Seek out every line containing the word "content", and copy each.

Dataset rows —
________________________________________

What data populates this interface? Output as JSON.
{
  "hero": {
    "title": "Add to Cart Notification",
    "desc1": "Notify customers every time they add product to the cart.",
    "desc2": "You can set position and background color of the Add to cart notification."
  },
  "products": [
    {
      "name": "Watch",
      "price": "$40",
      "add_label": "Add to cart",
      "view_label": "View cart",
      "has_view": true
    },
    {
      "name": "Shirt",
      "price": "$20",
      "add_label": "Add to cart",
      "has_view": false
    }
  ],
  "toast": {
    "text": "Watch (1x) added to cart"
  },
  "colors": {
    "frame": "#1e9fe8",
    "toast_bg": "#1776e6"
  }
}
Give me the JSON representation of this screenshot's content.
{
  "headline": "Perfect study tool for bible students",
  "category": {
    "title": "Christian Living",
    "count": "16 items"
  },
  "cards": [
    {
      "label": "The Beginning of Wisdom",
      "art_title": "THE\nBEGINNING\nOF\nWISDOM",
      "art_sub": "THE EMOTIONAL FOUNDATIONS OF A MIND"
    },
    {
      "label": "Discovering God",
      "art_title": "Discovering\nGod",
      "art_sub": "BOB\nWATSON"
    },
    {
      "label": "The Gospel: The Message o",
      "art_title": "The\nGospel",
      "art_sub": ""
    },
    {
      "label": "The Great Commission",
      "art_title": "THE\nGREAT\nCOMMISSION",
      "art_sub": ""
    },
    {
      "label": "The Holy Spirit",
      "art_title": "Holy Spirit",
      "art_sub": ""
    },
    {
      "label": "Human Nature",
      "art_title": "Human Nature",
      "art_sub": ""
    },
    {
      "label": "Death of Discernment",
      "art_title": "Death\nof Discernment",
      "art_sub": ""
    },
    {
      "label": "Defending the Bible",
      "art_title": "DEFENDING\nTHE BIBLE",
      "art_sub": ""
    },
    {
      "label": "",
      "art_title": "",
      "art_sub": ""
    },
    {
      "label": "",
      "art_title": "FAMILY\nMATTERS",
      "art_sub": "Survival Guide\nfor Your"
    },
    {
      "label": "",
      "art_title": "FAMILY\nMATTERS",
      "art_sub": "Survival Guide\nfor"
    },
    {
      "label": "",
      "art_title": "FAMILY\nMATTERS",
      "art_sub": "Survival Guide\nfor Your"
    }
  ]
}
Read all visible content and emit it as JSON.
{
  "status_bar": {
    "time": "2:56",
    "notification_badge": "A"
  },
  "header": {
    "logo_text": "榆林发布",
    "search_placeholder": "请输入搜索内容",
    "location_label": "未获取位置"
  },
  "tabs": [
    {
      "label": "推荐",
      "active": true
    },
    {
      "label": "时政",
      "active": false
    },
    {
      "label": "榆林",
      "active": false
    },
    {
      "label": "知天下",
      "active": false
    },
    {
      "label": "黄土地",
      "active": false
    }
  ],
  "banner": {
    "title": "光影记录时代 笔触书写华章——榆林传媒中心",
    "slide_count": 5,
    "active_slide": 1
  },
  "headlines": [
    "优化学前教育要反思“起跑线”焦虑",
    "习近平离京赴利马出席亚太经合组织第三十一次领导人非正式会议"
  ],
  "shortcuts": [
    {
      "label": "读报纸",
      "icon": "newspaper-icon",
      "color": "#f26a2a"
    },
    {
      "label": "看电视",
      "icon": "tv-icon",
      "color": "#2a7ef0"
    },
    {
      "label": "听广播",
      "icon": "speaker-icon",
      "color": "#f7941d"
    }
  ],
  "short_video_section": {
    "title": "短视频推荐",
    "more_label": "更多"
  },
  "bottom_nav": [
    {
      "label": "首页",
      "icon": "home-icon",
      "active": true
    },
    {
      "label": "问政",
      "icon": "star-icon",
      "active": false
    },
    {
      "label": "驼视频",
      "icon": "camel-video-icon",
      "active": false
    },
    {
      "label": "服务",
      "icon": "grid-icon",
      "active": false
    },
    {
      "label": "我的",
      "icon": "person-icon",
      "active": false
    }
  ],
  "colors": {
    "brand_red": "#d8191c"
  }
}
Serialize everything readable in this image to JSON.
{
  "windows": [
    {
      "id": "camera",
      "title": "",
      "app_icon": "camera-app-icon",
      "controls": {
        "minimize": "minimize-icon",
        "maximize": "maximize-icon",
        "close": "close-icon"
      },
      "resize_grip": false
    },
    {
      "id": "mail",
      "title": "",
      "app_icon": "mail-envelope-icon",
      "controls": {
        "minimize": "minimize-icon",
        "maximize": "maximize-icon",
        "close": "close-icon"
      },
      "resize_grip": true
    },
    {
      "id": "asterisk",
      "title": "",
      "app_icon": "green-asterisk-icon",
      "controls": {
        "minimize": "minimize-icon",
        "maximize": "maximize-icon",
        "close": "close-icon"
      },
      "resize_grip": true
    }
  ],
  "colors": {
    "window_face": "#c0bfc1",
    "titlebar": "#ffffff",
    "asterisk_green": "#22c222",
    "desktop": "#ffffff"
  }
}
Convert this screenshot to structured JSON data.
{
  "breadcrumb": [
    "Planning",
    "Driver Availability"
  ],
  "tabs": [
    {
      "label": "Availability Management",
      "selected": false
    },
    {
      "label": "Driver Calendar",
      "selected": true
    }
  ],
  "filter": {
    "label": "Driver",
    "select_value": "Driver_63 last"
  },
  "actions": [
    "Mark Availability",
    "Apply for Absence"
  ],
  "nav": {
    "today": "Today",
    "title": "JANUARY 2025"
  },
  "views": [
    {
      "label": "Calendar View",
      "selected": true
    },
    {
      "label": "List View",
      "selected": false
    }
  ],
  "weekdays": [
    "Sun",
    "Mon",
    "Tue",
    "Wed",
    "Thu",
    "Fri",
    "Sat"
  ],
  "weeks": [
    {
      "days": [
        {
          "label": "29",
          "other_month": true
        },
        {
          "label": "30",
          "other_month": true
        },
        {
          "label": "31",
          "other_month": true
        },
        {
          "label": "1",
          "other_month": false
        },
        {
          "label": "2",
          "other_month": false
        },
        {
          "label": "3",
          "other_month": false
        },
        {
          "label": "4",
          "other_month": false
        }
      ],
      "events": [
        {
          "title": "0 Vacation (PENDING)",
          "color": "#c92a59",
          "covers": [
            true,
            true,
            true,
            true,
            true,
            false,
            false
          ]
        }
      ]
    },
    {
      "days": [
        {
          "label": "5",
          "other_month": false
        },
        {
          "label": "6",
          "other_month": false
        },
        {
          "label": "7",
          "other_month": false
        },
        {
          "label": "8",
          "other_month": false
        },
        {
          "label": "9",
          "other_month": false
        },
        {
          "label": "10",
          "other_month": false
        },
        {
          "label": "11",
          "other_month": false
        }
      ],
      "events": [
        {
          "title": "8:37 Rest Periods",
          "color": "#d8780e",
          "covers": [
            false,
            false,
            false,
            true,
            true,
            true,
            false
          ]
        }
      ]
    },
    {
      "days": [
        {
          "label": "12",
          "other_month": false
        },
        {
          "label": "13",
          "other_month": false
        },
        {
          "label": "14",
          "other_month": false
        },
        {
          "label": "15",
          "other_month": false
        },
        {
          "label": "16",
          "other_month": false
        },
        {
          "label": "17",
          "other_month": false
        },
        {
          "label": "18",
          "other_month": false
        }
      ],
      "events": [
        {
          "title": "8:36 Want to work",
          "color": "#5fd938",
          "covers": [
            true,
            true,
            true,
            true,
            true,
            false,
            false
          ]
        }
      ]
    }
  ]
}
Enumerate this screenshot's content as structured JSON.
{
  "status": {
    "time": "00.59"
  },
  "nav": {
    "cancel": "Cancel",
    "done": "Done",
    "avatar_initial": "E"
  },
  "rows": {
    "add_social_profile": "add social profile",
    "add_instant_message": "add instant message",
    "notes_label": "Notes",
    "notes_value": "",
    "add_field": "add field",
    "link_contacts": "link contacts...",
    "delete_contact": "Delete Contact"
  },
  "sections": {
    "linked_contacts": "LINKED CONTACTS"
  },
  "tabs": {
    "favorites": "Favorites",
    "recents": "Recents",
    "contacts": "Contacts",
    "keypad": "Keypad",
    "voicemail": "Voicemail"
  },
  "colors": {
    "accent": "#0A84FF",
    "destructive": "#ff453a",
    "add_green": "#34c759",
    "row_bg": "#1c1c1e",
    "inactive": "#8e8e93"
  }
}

________________________________________

Solution for this exercise —
Give me the JSON representation of this screenshot's content.
Read all visible content and emit it as JSON.
Enumerate this screenshot's content as structured JSON.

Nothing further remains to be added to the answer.